| やること |
本文を読んで、次の質問に答えてください。
(a) レンガ造りの建物から隊列を組んで出ていくボルボ製の白い改造トラックは何台ですか。
(b) ウーバーがオットーを買収したのは何月ですか。
(c) フォード、ウーバー、BMWの各社は、何年以内に自動タクシーサービスを展開する準備が整うとしていますか。

| 本文 |
===
サンフランシスコのベイエリアでは、24時間、ウーバーの自律トラックが試験走行中。 by Tom Simonite2016.09.08

サンフランシスコにあるボロボロの倉庫で、配車サービス大手のウーバーが、あるシステムの開発に取り組んでいる。ウーバーは、そのシステムが、自律自動車の収益化競争を勝ち抜く近道になると考えている。倉庫があるのは、テクノロジー関連のスタートアップがひしめく、サンフランシスコのサウス・オブ・マーケット(通称:SoMa)地区。ボルボ製の白い改造トラックが6台、隊列を組んでレンガ造りの建物から出ていく。昼夜を問わず、常に1台以上のトラックが、ベイエリアの高速道路を自動運転で試験走行中だ。

6台のトラックには、レーダーとカメラ、ライダー(LiDER:レーザーを使った3次元位置計測システム)が、車両の天井とフェンダー部分に取り付けられている。トラックを改造したオットー(ウーバーが8月に買収したスタートアップ)の研究開発チームは、データとテクノロジーをウーバーの研究グループ(ピッツバーグで、乗客を運ぶ自律自動車タクシーを研究中)と共有している。しかしオットーは、配車サービスを専門とするウーバーに買収された今もなお、トラックに搭載するコンピューターの「副操縦士」システムを作る当初の事業計画にこだわっている。このシステムがあれば、トラックドライバーは、高速道路で睡眠を取りながら長距離走行できる。高速道路から一般道に降りる時間になったら(あるいは、ドライバーが運転を再開すべき場合は)、トラックは路肩に寄って停車する。

オットーの創業者の主張によれば、輸送・交通手段としてのトラックは、このシステムによってより安全で効率的になり、ウーバーの新たな収入源になるはずだ。また、研究範囲を、トラックと高速道路走行中の自動運転に絞ることで、自律型移動手段による収益化を実現する考えだ。実際、オットーの収益化見通しは、アルファベット(グーグル)など、ロボットタクシーサービスを実現するために乗用車型の自律自動車の開発に取り組んでいる他企業よりずっと早い。フォード、ウーバー、BMWの各社は、5年以内に自動タクシーサービスを展開する準備が整う、としているが、専門家の予測では、都市部での運転には困難が伴うため、自動タクシーの実現は安全が確保された狭い範囲に留まりそうだ。
===
| データ抜粋 |
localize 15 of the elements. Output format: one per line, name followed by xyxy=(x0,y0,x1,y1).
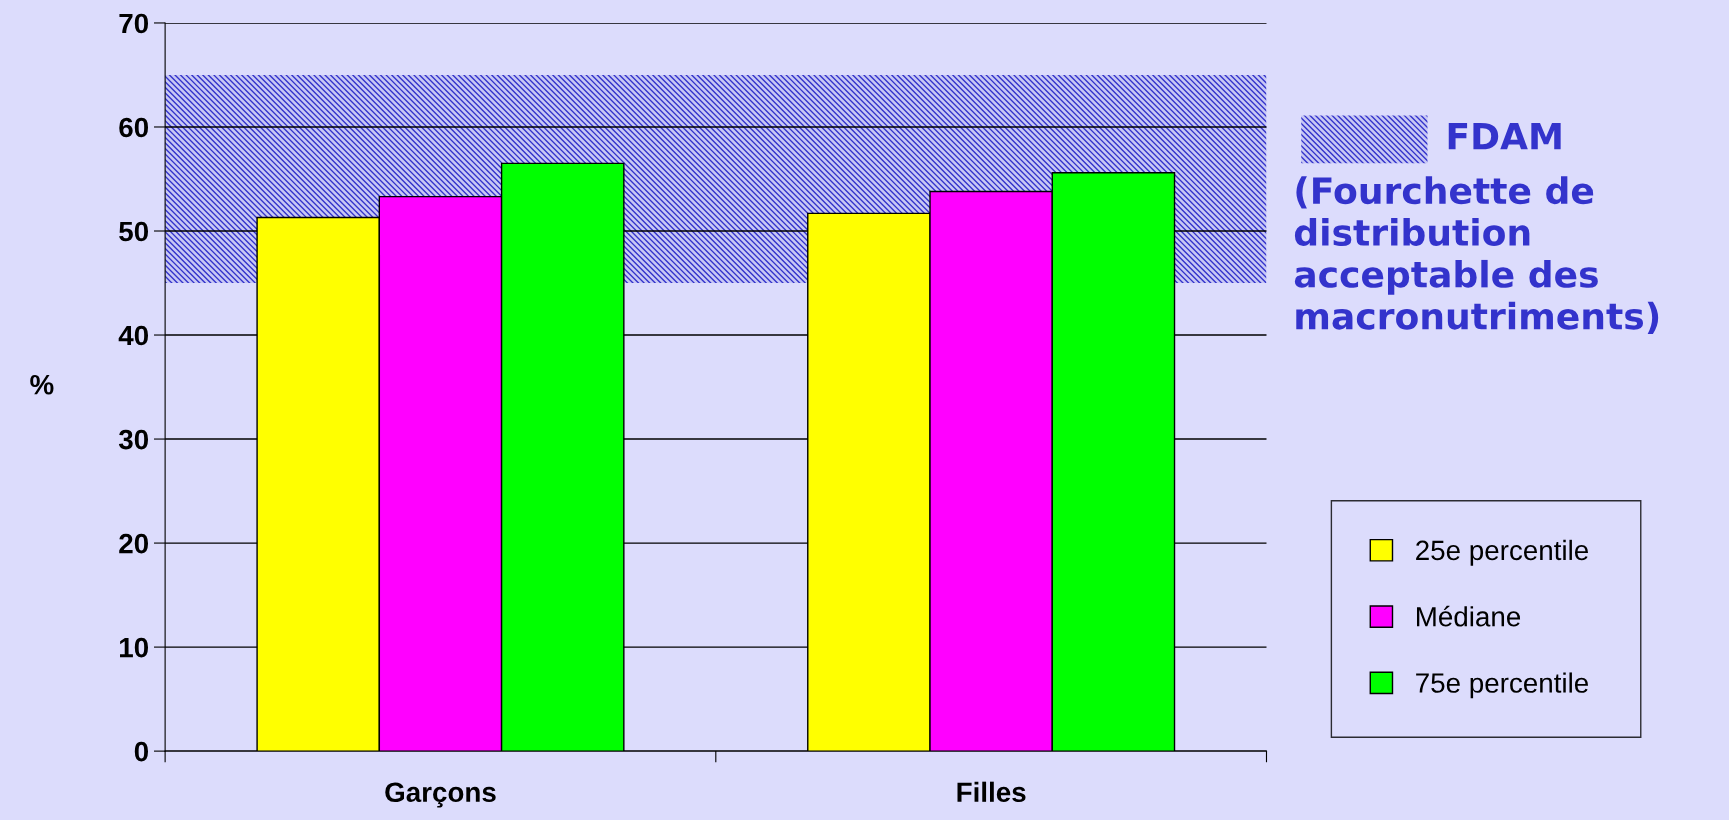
===
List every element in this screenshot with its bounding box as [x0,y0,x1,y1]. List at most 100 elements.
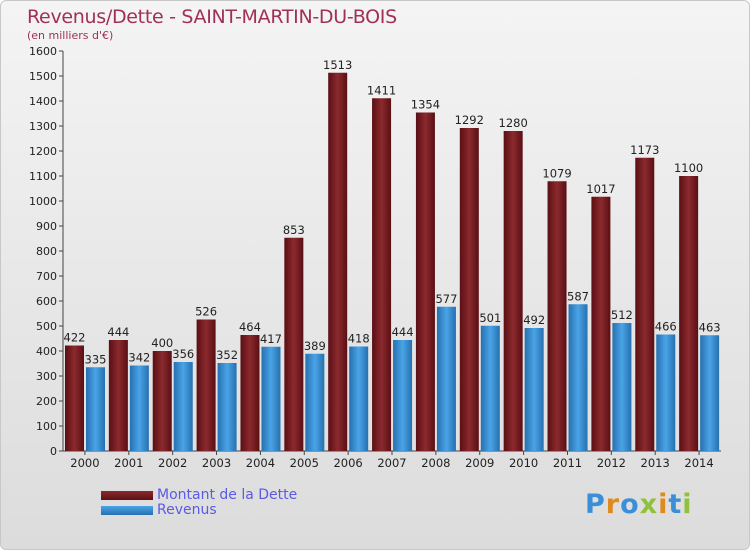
===
| 答え |
(a) 6台
(b) 8月
(c) 5年以内